List each line of the data that holds the string "symbol", please.

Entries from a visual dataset
════════

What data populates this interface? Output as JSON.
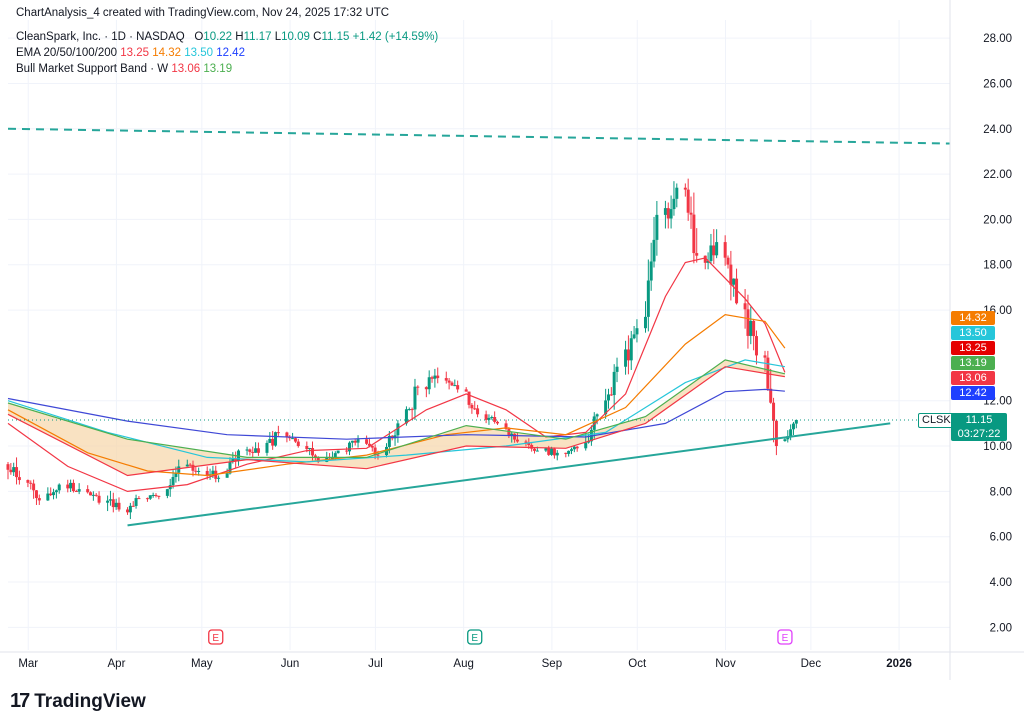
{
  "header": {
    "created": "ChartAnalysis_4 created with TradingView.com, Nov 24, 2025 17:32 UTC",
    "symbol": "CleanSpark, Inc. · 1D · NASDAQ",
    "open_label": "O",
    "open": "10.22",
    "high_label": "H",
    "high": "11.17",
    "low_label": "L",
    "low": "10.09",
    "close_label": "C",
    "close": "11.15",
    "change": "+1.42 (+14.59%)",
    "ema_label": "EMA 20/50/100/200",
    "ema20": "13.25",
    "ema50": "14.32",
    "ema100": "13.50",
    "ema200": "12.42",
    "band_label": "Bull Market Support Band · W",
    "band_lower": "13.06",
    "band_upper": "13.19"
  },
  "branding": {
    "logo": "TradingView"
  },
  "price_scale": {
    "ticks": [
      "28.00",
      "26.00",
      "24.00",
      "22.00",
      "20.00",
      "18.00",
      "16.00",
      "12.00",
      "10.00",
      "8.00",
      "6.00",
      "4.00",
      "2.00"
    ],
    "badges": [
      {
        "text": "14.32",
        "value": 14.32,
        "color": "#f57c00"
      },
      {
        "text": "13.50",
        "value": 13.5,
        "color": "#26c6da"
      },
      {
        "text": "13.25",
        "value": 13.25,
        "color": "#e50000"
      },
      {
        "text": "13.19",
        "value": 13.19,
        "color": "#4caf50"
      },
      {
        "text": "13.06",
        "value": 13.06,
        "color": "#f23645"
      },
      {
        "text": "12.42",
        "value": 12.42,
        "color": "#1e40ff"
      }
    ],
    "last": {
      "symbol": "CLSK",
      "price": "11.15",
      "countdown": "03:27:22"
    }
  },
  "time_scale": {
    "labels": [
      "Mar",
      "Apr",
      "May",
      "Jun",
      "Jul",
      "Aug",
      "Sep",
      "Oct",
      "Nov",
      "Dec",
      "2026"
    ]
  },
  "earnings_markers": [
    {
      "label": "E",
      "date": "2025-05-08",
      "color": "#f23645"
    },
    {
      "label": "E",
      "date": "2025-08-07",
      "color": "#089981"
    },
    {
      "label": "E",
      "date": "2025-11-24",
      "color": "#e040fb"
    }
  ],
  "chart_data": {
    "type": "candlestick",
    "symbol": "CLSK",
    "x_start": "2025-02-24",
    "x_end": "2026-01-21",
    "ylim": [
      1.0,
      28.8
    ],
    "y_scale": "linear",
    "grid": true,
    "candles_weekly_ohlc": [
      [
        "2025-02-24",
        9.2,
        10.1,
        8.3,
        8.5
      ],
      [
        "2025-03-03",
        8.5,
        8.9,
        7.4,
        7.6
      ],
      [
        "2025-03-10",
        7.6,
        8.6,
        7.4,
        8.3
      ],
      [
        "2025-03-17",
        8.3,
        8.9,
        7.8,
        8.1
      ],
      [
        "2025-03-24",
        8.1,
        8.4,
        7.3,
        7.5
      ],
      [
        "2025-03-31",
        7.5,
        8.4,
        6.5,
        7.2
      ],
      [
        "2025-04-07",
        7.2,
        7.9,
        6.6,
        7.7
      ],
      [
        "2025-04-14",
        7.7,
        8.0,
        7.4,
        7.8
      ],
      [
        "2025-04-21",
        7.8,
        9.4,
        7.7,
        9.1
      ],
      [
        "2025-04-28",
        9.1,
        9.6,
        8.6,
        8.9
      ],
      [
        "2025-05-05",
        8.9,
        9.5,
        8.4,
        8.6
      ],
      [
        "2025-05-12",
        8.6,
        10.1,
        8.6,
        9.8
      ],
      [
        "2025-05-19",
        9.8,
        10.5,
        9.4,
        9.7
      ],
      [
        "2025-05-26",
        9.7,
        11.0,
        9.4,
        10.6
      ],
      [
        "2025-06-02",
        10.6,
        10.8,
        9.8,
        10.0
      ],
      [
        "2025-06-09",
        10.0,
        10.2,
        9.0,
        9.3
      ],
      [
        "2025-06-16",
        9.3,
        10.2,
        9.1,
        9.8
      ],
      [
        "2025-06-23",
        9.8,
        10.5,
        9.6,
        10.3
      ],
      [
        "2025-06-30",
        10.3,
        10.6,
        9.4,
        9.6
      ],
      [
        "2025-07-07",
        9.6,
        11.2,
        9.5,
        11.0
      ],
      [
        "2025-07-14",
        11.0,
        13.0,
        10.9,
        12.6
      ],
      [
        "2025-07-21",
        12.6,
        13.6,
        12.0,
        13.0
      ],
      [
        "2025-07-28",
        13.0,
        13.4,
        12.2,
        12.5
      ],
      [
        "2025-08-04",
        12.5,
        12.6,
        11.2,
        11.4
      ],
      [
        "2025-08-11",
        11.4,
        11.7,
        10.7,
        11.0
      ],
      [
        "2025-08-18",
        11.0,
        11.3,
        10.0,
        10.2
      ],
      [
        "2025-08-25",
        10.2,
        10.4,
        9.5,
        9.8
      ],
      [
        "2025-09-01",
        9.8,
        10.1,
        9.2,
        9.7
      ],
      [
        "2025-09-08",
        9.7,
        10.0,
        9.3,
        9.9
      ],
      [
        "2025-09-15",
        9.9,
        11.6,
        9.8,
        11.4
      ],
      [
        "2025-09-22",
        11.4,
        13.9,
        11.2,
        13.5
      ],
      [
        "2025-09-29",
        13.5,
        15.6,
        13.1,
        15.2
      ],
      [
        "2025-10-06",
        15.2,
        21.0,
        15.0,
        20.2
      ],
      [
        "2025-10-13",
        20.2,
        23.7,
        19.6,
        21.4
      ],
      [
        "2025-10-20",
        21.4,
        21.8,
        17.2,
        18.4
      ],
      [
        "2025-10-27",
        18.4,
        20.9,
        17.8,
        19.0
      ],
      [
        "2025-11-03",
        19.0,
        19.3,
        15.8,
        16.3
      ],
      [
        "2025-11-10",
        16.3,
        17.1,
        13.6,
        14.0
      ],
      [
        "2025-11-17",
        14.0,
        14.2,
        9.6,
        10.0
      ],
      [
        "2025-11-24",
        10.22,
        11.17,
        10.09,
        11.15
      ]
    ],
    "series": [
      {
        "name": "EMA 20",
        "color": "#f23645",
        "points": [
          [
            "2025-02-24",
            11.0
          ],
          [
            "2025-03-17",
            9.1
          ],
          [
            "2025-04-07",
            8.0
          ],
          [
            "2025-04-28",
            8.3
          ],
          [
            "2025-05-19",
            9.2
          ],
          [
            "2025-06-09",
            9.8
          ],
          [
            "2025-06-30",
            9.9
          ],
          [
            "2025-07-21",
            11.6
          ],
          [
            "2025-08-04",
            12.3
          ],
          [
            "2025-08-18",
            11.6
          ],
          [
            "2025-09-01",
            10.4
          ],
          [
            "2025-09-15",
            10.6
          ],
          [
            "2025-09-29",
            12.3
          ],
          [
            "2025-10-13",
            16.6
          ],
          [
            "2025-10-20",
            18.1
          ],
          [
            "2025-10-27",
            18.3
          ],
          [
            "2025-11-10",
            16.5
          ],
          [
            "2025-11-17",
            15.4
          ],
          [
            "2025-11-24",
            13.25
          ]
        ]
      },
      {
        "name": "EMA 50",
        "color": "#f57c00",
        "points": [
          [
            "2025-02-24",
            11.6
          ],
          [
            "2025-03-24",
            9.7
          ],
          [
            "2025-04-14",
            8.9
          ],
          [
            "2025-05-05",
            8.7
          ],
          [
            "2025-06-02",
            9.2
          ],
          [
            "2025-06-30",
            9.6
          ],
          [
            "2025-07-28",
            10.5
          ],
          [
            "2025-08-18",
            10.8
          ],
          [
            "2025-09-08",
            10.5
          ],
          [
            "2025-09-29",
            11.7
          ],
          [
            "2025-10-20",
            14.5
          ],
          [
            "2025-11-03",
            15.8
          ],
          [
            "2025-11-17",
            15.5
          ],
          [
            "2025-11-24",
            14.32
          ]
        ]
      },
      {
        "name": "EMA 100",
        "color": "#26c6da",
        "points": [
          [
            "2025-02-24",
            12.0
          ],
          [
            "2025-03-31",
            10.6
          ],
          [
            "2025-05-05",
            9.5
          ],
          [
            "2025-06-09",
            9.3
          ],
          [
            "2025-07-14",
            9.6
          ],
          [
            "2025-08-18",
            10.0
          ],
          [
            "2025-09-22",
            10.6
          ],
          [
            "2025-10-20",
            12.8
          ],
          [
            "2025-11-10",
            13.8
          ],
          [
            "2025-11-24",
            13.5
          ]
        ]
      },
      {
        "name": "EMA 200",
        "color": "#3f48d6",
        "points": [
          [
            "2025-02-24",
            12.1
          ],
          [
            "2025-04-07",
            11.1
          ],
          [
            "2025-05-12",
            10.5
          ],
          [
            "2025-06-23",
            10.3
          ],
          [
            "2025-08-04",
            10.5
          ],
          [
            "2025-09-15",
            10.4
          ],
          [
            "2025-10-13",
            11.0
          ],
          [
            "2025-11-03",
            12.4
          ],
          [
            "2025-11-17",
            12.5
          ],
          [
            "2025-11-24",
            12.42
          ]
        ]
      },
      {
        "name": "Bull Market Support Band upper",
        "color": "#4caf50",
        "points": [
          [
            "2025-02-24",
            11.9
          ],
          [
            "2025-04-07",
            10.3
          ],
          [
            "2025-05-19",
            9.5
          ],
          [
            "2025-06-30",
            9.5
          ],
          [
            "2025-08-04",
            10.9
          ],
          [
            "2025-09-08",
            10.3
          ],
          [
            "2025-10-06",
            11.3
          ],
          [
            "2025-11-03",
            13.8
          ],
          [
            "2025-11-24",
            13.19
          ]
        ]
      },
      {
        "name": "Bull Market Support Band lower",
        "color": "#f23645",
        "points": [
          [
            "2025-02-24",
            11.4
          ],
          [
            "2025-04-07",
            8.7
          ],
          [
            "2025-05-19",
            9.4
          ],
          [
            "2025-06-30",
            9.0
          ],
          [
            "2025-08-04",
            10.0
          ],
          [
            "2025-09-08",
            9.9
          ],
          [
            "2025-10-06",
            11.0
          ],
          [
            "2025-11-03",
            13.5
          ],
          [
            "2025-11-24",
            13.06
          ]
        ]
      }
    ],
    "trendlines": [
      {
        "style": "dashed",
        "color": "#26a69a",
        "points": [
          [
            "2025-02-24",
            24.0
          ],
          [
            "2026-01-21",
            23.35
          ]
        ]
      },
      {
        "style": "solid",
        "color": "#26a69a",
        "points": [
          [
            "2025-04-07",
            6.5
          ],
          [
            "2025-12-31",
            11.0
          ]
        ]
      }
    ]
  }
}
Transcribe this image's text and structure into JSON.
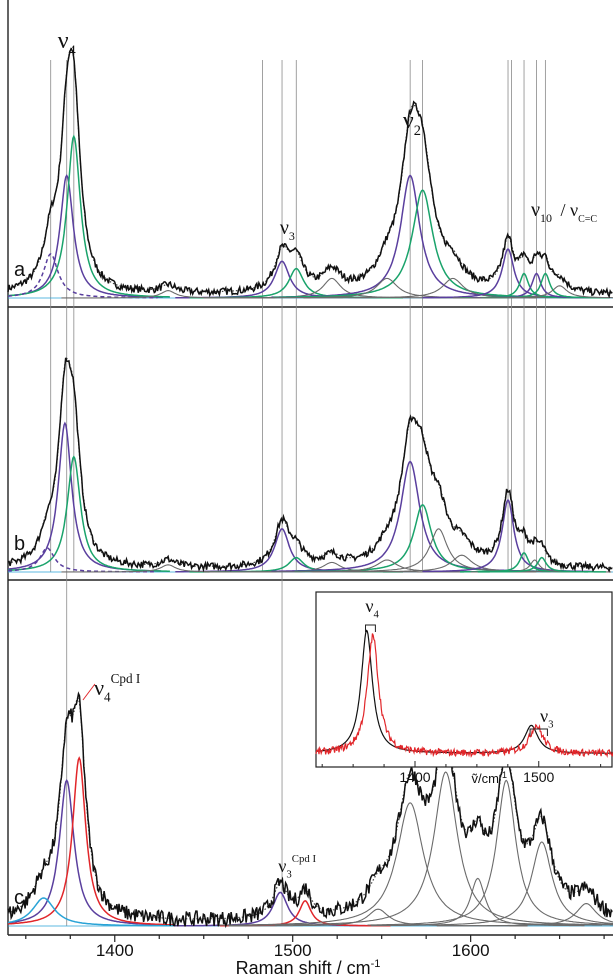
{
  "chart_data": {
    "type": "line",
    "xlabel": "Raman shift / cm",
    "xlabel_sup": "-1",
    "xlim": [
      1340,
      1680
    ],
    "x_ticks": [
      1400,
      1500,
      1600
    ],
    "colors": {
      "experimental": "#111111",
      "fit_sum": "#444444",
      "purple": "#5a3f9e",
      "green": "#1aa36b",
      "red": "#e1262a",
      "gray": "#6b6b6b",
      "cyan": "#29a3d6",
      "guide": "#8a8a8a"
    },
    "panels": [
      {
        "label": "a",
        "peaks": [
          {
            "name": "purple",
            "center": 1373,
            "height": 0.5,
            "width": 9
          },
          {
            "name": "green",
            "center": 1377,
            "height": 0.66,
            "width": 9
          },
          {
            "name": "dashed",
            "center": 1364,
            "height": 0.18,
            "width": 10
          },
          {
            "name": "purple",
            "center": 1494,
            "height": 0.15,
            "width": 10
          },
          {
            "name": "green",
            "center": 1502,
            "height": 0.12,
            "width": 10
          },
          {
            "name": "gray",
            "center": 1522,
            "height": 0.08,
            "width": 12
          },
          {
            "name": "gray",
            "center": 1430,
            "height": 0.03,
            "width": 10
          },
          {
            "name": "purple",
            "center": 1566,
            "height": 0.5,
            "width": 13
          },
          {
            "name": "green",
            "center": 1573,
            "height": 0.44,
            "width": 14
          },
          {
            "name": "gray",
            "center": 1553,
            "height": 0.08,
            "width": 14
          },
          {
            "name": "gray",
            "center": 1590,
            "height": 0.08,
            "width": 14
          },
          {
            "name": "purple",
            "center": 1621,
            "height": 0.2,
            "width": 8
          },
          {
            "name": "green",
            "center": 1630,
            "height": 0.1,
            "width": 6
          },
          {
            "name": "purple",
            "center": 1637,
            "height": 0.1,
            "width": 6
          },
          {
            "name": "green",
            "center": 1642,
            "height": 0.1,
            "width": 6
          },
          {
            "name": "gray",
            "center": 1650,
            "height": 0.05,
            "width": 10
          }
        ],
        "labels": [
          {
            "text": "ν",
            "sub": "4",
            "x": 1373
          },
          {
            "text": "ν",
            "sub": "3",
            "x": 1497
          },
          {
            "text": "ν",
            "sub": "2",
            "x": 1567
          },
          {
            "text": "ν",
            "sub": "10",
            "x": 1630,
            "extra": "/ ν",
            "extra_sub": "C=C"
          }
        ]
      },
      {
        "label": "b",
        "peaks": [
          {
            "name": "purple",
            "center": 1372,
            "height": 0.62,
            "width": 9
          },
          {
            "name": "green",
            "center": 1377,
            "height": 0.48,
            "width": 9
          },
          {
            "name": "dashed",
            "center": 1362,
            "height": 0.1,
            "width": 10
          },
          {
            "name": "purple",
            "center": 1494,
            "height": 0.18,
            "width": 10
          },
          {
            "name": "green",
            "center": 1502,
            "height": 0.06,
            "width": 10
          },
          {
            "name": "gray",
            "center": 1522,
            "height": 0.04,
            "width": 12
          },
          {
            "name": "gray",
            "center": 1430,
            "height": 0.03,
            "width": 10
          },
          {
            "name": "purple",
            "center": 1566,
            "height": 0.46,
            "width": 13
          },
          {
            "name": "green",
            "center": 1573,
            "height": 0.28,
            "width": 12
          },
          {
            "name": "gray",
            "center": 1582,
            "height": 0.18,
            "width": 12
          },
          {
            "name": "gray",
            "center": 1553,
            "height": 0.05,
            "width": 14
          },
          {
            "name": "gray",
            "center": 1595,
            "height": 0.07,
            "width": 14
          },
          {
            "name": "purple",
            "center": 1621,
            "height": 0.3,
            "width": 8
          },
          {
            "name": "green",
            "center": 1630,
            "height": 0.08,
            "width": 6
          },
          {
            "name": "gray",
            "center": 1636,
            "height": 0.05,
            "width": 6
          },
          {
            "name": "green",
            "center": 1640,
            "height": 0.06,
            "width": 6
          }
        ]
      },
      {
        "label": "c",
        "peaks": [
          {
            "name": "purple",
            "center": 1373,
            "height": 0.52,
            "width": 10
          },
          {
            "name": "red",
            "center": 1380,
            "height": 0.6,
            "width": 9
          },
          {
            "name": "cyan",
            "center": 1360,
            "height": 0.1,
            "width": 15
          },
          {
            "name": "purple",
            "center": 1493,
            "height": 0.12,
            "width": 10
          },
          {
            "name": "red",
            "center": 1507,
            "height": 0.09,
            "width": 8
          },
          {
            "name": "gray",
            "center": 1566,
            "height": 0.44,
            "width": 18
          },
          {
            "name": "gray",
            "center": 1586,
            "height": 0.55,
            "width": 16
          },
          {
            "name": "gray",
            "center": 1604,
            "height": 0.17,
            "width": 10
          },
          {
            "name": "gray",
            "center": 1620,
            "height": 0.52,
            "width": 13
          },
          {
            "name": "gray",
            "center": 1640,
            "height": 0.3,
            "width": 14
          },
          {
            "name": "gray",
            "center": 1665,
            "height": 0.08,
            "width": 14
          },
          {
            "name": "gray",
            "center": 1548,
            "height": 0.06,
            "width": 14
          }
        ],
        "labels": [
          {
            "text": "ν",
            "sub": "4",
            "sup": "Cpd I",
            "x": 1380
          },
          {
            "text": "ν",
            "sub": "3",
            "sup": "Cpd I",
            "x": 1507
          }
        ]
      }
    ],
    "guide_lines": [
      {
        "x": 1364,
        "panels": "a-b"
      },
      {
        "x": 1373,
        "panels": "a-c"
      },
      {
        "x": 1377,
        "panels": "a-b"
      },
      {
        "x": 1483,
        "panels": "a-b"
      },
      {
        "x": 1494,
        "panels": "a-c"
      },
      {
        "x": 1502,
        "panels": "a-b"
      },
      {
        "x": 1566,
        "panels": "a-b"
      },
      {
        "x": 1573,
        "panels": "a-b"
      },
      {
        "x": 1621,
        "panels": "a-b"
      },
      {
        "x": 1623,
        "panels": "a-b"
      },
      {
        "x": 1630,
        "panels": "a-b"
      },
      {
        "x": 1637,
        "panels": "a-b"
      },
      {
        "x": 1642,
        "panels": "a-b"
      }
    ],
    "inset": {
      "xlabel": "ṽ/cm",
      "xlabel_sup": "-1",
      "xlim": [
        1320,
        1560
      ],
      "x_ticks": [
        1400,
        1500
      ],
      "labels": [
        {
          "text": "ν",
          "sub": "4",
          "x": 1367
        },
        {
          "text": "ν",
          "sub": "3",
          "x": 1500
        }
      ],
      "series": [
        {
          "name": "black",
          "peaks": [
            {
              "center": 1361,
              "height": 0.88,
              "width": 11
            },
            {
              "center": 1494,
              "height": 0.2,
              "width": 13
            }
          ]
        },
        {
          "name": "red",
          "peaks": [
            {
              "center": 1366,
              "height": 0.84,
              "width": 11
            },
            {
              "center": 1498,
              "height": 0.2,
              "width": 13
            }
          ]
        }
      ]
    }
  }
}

════════

> WRITTEN SOLUTION
    "symbol": "CleanSpark, Inc. · 1D · NASDAQ",
      "symbol": "CLSK",
    "symbol": "CLSK",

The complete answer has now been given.